WRITTEN REQUEST | Gather all lines in the entries that include the word "Output".
* BEGIN *
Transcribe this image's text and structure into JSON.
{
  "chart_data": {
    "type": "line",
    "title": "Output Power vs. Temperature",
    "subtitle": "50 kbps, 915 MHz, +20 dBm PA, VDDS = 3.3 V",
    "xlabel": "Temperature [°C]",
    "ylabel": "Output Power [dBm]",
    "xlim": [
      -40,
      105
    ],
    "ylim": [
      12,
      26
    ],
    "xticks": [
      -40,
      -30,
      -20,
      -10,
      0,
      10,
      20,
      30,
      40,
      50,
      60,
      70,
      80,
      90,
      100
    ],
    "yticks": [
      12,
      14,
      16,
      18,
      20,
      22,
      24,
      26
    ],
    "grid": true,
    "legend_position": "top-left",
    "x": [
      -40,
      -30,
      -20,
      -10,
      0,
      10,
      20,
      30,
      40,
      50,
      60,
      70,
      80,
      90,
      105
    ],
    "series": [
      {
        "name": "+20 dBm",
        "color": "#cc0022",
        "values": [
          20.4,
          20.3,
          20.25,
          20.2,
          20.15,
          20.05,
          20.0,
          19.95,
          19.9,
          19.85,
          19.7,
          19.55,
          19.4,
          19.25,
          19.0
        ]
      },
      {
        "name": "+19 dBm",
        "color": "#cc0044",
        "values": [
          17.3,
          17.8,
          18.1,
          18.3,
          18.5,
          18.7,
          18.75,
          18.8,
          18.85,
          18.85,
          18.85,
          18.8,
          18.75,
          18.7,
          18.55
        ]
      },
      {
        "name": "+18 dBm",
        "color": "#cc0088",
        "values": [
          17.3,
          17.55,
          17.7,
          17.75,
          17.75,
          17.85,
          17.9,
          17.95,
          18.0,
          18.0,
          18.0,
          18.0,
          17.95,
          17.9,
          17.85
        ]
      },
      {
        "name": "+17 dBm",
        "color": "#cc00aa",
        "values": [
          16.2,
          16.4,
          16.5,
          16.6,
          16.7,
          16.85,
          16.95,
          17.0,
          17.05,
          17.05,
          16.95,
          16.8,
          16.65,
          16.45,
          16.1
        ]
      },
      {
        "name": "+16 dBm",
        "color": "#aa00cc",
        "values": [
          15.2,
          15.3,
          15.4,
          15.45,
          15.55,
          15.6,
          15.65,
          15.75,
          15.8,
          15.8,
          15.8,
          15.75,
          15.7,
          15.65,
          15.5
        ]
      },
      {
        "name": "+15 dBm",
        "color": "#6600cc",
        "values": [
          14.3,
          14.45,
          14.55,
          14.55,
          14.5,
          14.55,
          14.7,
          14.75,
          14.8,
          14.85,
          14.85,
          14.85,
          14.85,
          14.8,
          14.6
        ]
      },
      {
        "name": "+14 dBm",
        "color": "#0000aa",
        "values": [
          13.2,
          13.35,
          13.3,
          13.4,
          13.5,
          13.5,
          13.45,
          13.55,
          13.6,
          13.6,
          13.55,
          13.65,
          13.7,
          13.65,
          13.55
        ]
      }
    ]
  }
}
* END *
WORKED ANSWER |
    "title": "Output Power vs. Temperature",
    "ylabel": "Output Power [dBm]",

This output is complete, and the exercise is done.